In Spain, the series initially aired on Telecinco. After initially producing views below expectations, it was moved to Divinity, where it aired in the afternoon, standing out and enjoying great success, becoming an unexpected "summery talisman" in the 2021 summer. In September 2021, during the broadcast of the series finale, Love is in the Air'''s episode became the most tweeted in history, beating the previous record of 7.8 million tweets set by Game of Thrones' The Long Night''.

Cast

Main characters
 Eda Yıldız (episodes 1–52), played by Hande Erçel. 
A dreamer and passionate about flowers, Eda lives with the pain of the premature loss of her parents. She has a bitter enemy: Serkan Bolat. In fact, he canceled her scholarship, preventing her from graduating as a landscape architect and studying in Italy. That's why she works in her aunt's flower shop, who raised her and who treated her like her own daughter. They both share a home with Eda's childhood friend, Melo.
 Serkan Bolat (episodes 1–52), played by Kerem Bürsin. 
Hypochondriac, obsessive, cold and workaholic, Serkan Bolat is a wealthy internationally renowned architect, owner of Art Life, intent on preventing the marriage of his ex-girlfriend, Selin. To do this he proposes to Eda to pretend to be his girlfriend for two months: once the contract has expired, he will pay her back her scholarship

Secondary characters
 Engin Sezgin (episodes 1-52), played by Anil Ilter. He is Serkan's best friend and Piril's husband. 
 Piril Baytekin (episodes 1–52), played by Başak Gümülcinelioğlu. One of Serkan’s friends. She later becomes close to Eda as well. She is happily married to Engin Sezgin and has a son. She is a fine architect and has a nature quite similar to that of Serkan.
 Melek Yucel / Melo (episodes 1–52) played by Elçin Afacan. She is one of Eda’s close friends as well as housemate and they both have spent their childhood together. She is a dreamer and generally funny. Her dream is to find true love.
 Ceren Bașar (episodes 1–37) played by Melisa Döngel. One of Eda’s friends. She grows up in a rich lawyer family and is forced to become a lawyer too, however, her dream is to become a shoe designer. She is a fashion icon. Ceren dates Selin’s ex-fiancé, eventually getting married to him and becoming pregnant.
 Figen Yildirim / Fifi (episodes 1-28), played by M. Sitare Akbas. She is one of Eda's friends.
 Selin Atakan (episodes 1–22, 29–38), played by Bige Önal. Serkan's former girlfriend and childhood friend, she is the PR of the company and his partner in the family business built by their fathers. She is Eda's main antagonist.

GIVEN DATA
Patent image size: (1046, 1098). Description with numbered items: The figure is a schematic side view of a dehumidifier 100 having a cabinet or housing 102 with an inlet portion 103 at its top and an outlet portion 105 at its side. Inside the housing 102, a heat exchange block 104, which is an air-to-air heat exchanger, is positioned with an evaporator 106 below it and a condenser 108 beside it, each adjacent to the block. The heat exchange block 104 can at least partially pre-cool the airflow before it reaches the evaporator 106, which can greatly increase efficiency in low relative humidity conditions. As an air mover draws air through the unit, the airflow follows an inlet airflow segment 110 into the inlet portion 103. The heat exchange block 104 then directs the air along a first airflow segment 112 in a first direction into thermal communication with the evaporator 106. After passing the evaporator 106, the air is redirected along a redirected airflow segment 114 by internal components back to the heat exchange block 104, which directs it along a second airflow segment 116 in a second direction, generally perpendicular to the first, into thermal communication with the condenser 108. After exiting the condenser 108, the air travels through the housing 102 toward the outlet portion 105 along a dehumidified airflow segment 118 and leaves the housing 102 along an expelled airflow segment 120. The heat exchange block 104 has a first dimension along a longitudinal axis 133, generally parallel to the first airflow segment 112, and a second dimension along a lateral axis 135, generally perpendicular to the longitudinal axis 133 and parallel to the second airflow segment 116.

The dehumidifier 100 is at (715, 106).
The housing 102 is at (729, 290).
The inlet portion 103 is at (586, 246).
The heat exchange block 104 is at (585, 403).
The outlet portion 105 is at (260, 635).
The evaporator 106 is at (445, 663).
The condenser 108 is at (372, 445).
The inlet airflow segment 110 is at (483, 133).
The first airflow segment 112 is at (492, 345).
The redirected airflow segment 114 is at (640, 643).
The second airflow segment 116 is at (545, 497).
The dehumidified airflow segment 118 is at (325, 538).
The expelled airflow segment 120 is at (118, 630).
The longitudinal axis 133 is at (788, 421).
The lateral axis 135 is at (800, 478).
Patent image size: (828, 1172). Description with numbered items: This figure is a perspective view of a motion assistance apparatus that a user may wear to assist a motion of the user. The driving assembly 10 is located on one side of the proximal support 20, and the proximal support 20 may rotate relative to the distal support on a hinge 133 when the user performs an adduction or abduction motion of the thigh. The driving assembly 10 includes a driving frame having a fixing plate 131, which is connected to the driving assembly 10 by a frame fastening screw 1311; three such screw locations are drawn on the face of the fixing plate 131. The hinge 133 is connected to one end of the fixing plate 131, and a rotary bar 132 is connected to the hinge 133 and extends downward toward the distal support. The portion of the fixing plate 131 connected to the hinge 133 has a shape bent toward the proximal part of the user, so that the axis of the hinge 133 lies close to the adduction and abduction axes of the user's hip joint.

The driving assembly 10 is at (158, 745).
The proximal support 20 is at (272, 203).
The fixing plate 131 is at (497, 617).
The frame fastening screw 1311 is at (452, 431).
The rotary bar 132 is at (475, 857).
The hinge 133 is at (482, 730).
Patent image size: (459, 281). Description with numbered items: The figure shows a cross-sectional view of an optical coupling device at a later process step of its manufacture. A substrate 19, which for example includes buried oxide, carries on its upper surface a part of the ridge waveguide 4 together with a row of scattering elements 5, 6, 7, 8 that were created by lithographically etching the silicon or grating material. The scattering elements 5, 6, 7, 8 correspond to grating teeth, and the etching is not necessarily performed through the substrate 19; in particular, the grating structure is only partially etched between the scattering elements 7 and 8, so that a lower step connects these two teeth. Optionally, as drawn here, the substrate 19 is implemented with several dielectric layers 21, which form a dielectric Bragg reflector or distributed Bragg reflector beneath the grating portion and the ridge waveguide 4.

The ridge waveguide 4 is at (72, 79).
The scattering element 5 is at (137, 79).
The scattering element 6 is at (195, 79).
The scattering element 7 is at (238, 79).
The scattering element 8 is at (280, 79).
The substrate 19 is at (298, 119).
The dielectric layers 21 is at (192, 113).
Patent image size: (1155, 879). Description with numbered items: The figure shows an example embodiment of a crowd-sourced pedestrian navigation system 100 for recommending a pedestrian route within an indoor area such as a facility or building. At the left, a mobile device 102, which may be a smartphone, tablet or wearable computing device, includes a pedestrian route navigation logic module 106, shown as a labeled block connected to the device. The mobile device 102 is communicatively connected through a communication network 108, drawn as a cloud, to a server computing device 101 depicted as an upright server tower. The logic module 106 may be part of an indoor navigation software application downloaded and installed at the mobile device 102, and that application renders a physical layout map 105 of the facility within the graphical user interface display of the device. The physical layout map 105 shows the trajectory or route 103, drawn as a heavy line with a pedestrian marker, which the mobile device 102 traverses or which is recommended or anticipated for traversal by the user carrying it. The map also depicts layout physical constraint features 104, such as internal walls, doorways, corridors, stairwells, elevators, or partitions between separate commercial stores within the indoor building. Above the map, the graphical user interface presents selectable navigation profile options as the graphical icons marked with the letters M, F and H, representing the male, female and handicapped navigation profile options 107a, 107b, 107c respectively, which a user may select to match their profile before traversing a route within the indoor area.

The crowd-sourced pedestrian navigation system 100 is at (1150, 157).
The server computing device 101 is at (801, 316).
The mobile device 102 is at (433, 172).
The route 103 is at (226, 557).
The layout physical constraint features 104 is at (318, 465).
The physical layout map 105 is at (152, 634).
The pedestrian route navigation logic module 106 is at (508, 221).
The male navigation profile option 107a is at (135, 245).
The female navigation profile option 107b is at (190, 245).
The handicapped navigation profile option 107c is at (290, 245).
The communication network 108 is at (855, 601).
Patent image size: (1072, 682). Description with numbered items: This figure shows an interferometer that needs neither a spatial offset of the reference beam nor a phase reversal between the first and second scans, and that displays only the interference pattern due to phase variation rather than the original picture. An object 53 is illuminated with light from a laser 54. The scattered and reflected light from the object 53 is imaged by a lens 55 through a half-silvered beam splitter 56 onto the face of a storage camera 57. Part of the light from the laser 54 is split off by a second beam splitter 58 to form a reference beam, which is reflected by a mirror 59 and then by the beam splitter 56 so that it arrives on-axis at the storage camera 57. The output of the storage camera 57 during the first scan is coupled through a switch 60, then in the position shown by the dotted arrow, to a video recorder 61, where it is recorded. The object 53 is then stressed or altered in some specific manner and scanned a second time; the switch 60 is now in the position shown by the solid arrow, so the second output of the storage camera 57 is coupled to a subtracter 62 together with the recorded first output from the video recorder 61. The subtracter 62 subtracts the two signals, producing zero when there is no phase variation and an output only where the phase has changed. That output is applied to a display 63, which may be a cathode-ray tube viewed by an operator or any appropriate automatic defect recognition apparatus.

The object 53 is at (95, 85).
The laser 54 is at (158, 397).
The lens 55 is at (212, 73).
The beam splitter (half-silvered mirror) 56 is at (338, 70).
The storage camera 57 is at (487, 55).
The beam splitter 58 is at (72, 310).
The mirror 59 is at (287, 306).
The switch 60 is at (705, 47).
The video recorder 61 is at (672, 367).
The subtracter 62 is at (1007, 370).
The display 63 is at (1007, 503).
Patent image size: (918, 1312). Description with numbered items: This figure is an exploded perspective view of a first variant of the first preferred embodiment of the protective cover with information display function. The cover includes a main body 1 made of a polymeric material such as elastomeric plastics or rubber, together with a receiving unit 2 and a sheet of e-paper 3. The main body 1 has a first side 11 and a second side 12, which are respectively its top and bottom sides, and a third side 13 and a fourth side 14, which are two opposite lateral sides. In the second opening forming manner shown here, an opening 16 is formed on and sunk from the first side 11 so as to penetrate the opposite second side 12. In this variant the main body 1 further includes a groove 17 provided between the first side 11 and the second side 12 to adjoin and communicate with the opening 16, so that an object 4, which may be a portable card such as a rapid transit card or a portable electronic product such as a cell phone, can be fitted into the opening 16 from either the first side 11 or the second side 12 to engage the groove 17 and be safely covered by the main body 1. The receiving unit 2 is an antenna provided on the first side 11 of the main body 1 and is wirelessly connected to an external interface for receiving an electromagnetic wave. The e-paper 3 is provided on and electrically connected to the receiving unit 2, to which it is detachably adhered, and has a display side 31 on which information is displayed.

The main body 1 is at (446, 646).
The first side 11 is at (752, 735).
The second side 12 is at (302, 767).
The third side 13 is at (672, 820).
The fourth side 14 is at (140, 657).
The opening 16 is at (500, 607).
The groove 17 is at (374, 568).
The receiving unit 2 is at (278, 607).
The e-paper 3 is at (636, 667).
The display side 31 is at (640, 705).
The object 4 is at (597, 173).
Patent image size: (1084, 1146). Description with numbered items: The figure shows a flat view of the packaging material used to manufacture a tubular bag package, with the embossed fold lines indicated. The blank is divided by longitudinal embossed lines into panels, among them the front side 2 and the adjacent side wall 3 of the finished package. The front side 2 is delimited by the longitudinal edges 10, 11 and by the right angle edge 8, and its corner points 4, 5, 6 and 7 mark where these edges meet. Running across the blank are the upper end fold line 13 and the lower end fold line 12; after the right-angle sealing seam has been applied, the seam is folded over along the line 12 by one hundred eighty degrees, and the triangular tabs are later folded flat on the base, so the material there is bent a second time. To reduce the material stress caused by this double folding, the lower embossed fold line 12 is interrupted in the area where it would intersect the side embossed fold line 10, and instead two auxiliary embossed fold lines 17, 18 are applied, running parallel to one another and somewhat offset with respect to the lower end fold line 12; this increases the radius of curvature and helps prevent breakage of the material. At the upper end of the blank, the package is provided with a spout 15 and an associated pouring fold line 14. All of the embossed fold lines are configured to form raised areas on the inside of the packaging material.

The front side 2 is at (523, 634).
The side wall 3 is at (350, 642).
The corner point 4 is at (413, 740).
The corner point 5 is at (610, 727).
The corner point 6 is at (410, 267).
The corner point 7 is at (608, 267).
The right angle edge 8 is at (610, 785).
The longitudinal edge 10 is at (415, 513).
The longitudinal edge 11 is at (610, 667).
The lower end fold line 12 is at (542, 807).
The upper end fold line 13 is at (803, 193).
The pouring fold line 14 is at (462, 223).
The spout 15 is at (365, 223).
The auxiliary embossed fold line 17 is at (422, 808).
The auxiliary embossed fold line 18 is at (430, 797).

DO THIS
Copy out the cast list starting at "Ceren Bașar (episodes" and ending at "and becoming pregnant.", substituting "jewelry designer" for "shoe designer".

SOLVED EXERCISE
Ceren Bașar (episodes 1–37) played by Melisa Döngel. One of Eda’s friends. She grows up in a rich lawyer family and is forced to become a lawyer too, however, her dream is to become a jewelry designer. She is a fashion icon. Ceren dates Selin’s ex-fiancé, eventually getting married to him and becoming pregnant.